- **TO DO**
Leave out the pictures and copy the remaining records exactly.

- **Figure record listings**
»»
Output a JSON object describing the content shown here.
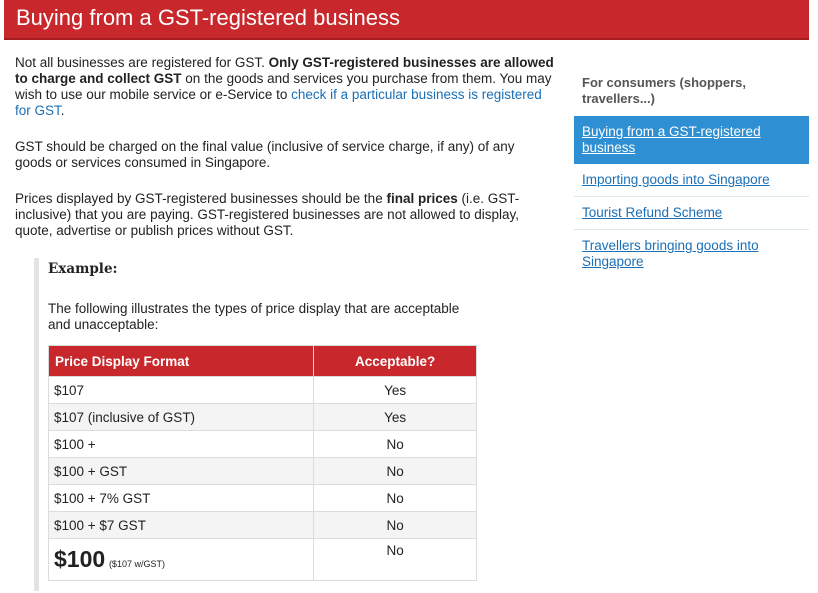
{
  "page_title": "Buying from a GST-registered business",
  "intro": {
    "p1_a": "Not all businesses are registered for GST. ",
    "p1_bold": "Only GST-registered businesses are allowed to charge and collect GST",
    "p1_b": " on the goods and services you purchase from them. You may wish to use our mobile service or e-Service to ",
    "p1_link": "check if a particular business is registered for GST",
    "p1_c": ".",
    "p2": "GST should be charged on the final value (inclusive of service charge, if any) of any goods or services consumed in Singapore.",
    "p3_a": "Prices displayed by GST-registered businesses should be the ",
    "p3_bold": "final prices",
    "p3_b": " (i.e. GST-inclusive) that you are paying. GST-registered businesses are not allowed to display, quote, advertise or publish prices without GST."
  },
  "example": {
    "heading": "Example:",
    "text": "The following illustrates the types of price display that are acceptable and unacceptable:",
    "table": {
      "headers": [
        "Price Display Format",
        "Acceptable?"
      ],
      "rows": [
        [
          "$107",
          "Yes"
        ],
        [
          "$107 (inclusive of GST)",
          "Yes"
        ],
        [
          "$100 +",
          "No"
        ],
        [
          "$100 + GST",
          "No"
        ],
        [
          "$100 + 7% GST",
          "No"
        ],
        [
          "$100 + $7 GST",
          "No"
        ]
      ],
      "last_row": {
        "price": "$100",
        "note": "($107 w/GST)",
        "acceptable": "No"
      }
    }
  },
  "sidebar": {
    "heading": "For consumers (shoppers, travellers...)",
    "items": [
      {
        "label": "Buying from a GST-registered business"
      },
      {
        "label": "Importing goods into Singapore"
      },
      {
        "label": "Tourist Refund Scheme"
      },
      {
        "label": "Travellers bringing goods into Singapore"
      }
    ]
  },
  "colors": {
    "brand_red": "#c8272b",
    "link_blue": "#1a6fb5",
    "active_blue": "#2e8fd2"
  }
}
««
- **COMPLETED TASK**
Output a JSON object describing the content shown here.
{
  "page_title": "Buying from a GST-registered business",
  "intro": {
    "p1_a": "Not all businesses are registered for GST. ",
    "p1_bold": "Only GST-registered businesses are allowed to charge and collect GST",
    "p1_b": " on the goods and services you purchase from them. You may wish to use our mobile service or e-Service to ",
    "p1_link": "check if a particular business is registered for GST",
    "p1_c": ".",
    "p2": "GST should be charged on the final value (inclusive of service charge, if any) of any goods or services consumed in Singapore.",
    "p3_a": "Prices displayed by GST-registered businesses should be the ",
    "p3_bold": "final prices",
    "p3_b": " (i.e. GST-inclusive) that you are paying. GST-registered businesses are not allowed to display, quote, advertise or publish prices without GST."
  },
  "example": {
    "heading": "Example:",
    "text": "The following illustrates the types of price display that are acceptable and unacceptable:",
    "table": {
      "headers": [
        "Price Display Format",
        "Acceptable?"
      ],
      "rows": [
        [
          "$107",
          "Yes"
        ],
        [
          "$107 (inclusive of GST)",
          "Yes"
        ],
        [
          "$100 +",
          "No"
        ],
        [
          "$100 + GST",
          "No"
        ],
        [
          "$100 + 7% GST",
          "No"
        ],
        [
          "$100 + $7 GST",
          "No"
        ]
      ],
      "last_row": {
        "price": "$100",
        "note": "($107 w/GST)",
        "acceptable": "No"
      }
    }
  },
  "sidebar": {
    "heading": "For consumers (shoppers, travellers...)",
    "items": [
      {
        "label": "Buying from a GST-registered business"
      },
      {
        "label": "Importing goods into Singapore"
      },
      {
        "label": "Tourist Refund Scheme"
      },
      {
        "label": "Travellers bringing goods into Singapore"
      }
    ]
  },
  "colors": {
    "brand_red": "#c8272b",
    "link_blue": "#1a6fb5",
    "active_blue": "#2e8fd2"
  }
}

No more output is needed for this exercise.